==== Input for this task ====

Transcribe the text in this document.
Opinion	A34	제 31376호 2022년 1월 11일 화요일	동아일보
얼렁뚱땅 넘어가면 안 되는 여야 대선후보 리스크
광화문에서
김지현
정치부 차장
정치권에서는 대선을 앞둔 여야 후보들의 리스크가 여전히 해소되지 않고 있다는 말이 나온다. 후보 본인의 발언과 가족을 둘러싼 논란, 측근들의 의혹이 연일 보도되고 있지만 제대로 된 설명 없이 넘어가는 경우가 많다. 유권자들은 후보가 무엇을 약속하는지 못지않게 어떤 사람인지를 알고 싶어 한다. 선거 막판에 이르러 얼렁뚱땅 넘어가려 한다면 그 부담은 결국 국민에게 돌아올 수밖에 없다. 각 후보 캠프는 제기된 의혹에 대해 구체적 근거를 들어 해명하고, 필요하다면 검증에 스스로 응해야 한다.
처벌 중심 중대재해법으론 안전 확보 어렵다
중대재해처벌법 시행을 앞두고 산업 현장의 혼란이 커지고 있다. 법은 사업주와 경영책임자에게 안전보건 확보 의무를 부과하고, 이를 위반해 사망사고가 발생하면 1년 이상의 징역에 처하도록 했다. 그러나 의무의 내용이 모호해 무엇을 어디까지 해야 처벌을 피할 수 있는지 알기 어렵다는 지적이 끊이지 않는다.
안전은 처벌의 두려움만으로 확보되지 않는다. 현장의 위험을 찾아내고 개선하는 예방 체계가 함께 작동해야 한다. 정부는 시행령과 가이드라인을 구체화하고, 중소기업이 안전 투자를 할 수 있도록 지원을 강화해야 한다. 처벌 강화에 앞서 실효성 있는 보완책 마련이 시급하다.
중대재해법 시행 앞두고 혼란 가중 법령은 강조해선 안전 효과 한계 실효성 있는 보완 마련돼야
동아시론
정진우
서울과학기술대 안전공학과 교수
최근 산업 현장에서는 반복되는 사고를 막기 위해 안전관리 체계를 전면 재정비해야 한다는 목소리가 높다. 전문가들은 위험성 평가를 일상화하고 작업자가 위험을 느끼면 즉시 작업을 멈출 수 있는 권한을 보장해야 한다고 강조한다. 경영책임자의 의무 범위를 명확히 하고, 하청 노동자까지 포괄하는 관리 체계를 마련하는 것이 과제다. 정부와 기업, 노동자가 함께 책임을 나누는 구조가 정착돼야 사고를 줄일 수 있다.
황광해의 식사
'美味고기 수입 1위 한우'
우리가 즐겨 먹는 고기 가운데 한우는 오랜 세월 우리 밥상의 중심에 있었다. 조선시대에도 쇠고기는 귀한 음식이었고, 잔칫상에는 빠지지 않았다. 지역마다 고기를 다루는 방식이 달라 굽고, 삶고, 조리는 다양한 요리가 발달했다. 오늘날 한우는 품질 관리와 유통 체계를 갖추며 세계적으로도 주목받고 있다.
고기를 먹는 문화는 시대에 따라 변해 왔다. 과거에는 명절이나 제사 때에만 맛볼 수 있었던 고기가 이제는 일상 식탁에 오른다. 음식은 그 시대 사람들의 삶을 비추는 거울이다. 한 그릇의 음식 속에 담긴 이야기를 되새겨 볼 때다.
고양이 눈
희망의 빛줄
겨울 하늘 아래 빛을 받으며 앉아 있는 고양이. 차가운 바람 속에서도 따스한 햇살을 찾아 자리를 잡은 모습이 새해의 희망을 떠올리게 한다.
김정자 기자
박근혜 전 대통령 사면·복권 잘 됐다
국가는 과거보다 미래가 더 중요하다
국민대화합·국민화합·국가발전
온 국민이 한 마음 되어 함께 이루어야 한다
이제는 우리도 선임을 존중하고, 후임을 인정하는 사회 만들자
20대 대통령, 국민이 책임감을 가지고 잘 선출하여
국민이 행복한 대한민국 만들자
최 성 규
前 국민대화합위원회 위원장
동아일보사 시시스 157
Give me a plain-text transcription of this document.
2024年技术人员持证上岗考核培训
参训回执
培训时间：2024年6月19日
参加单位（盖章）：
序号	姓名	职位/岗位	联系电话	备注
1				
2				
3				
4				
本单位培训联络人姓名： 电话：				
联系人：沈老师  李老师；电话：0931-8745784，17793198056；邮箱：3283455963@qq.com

====

• _Given problem_
From the line holding "Give me a plain-text" to the last line of the records, quote each line exactly and add nothing.

• _The reply_
Give me a plain-text transcription of this document.
2024年技术人员持证上岗考核培训
参训回执
培训时间：2024年6月19日
参加单位（盖章）：
序号	姓名	职位/岗位	联系电话	备注
1				
2				
3				
4				
本单位培训联络人姓名： 电话：				
联系人：沈老师  李老师；电话：0931-8745784，17793198056；邮箱：3283455963@qq.com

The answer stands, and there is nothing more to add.